-- Start Extracted text --

The researchers have dubbed the technology 'screening-engineered field-effect photovoltaics', or SFPV, because it utilises the electric field effect, a phenomenon by which the concentration of charge carriers in a semiconductor is altered by the application of an electric field.
With the SFPV technology, a carefully designed partially screening top electrode lets the gate electric field penetrate the electrode and more uniformly modulate the semiconductor carrier concentration and type to induce a p-n junction. This enables the creation of high quality p-n junctions in semiconductors that are extremely difficult to dope by conventional chemical methods.
"Our technology requires only electrode and gate deposition, without the need for high temperature chemical doping, ion implantation, or other expensive or damaging processes," noted Zettl. "The key to our success is the minimal screening of the gate field which is achieved through geometric structuring of the top electrode. This makes it possible for electrical contact to and carrier modulation of the semiconductor to be performed simultaneously."

-- End Extracted text --

> Things to do:
(a) In the passage on SFPV technology, list every process that Zettl says the technology does not need.
(b) Extend the passage on SFPV technology, picking up right after its final sentence.

-- Start Records shown --

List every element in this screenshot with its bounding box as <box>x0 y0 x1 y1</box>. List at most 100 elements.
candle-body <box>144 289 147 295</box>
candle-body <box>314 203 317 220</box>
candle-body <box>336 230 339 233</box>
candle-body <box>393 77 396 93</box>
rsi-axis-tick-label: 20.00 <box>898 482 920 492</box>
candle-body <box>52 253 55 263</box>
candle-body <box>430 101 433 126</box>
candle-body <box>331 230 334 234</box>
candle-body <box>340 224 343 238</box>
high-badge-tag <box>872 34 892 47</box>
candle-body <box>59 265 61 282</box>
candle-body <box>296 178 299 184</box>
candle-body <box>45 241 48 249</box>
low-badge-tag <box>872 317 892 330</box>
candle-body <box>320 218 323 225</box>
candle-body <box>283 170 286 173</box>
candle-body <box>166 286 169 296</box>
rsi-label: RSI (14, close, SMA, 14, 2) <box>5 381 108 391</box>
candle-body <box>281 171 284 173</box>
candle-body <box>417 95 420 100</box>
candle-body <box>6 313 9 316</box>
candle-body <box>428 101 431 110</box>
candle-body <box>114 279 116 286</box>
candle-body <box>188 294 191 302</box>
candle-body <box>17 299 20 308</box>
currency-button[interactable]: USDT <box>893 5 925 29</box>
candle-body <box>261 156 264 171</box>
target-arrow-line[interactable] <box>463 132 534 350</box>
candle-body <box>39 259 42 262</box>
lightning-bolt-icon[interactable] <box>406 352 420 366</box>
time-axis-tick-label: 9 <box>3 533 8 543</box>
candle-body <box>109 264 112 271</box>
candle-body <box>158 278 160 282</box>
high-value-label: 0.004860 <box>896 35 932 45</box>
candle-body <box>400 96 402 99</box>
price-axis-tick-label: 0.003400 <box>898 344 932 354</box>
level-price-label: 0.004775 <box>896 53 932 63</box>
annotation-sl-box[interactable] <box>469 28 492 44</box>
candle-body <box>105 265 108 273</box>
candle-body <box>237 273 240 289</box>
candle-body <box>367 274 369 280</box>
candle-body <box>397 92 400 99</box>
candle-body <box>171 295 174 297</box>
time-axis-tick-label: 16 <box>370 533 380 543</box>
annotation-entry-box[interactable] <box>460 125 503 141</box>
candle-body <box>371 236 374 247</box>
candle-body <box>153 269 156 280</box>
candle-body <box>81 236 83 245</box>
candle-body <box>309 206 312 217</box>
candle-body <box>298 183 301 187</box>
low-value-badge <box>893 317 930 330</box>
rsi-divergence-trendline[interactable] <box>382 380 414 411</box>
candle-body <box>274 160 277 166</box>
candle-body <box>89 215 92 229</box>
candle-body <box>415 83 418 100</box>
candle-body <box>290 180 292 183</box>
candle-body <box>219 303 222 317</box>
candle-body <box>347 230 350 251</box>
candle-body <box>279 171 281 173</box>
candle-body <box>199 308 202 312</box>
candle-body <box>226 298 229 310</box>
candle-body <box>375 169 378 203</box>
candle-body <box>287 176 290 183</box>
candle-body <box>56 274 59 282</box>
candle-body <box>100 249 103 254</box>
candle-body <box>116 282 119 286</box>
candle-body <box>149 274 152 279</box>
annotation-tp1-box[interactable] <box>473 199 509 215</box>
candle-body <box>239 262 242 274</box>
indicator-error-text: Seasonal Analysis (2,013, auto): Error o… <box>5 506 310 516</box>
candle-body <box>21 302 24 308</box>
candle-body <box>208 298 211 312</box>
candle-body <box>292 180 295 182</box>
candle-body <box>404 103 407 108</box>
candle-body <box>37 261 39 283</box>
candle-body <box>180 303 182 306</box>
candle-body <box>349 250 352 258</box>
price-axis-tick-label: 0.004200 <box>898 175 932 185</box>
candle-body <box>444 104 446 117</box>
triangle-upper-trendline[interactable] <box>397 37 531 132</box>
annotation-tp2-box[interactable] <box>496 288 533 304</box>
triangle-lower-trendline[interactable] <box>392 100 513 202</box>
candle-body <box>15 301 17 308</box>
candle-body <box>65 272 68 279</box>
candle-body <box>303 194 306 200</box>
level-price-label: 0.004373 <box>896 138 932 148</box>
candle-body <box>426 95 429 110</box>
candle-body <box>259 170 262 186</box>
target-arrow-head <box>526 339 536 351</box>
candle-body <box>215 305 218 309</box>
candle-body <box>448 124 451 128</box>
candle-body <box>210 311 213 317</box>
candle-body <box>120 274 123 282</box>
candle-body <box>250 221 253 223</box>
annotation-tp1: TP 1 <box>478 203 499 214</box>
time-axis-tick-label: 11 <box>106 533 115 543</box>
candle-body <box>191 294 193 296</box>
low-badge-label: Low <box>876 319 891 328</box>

-- End Records shown --

> Responses for each task:
(a)
- High temperature chemical doping
- Ion implantation
- Other expensive or damaging processes

(b)
Under the SFPV system, the architecture of the top electrode is structured so that at least one of the electrode's dimensions is confined. "Our demonstrations show that a stable, electrically contacted p-n junction can be achieved with nearly any semiconductor and any electrode material through the application of a gate field, provided that the electrode is appropriately geometrically structured," Zettle concluded.